Request: Extract each line containing the string "JSON".

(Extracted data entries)
——————————
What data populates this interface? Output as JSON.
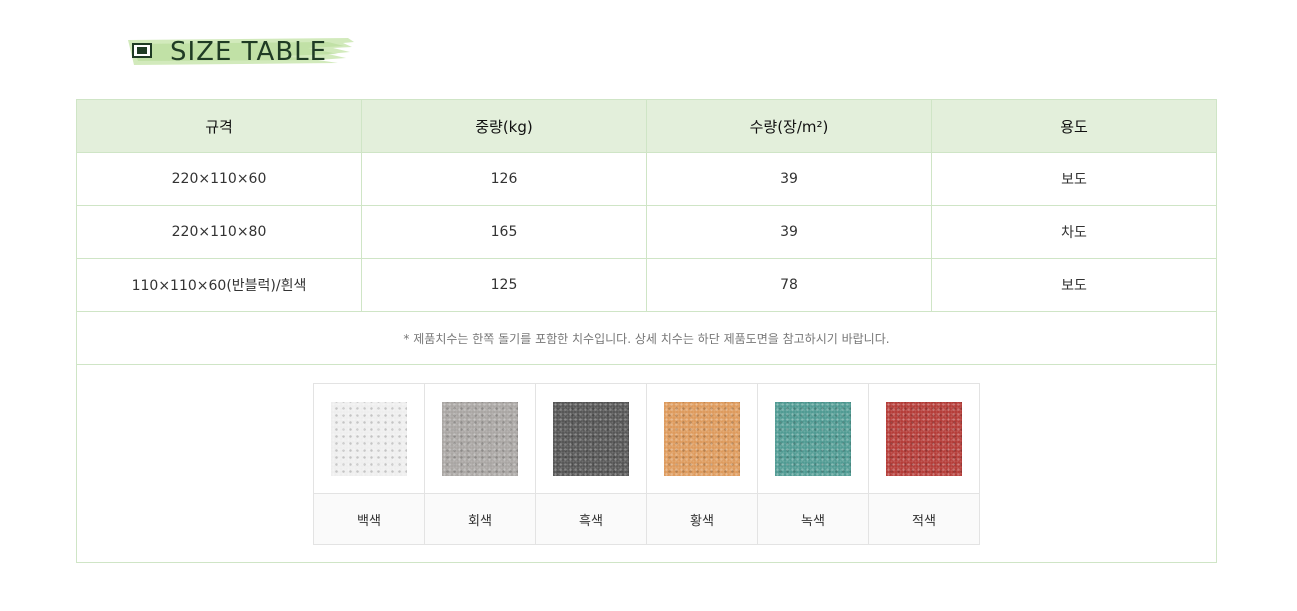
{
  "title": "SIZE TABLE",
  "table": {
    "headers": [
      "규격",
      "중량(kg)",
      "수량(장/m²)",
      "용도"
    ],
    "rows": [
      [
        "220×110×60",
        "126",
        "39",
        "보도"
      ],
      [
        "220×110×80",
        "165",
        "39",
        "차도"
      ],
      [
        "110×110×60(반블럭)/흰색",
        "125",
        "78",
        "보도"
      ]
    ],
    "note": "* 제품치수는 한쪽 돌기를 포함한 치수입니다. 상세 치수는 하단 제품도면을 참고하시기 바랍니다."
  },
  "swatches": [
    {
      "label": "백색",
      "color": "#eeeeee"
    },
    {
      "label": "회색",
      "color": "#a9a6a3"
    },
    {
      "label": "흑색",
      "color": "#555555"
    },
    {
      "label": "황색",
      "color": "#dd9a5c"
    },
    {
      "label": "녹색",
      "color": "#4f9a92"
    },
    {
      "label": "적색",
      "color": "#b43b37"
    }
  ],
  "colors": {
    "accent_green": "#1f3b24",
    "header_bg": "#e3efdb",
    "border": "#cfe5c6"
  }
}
——————————
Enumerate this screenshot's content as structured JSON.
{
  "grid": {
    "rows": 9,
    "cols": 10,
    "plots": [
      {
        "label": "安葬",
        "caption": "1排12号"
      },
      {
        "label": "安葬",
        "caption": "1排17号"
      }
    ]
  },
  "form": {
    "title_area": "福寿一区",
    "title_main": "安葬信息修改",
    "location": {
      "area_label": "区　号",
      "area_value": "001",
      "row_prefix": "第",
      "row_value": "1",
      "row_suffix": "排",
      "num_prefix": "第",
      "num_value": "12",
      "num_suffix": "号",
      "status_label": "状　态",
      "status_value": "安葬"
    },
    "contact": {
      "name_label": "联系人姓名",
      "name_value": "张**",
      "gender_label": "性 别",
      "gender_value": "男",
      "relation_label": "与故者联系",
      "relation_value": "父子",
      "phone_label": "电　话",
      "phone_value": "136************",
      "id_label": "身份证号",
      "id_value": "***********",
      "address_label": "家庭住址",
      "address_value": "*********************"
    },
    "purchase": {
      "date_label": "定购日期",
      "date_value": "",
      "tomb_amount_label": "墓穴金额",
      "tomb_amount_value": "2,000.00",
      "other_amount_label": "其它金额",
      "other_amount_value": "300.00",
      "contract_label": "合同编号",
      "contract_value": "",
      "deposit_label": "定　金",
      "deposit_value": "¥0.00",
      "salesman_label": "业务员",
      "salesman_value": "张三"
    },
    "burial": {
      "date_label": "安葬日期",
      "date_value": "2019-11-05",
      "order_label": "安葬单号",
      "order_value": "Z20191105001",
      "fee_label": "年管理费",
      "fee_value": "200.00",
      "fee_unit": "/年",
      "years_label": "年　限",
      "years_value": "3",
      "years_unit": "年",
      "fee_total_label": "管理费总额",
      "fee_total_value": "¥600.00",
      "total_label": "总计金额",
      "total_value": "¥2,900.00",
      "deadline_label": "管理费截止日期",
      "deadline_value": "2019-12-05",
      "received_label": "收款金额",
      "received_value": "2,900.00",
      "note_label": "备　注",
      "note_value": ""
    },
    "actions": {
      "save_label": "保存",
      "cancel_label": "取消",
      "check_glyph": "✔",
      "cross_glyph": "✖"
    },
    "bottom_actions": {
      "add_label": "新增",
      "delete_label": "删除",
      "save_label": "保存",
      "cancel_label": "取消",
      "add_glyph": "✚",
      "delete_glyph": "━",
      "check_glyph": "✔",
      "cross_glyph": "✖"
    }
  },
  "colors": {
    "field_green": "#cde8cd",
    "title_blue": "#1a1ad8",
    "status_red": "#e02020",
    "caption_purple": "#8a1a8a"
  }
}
——————————
Expected answer:
What data populates this interface? Output as JSON.
Enumerate this screenshot's content as structured JSON.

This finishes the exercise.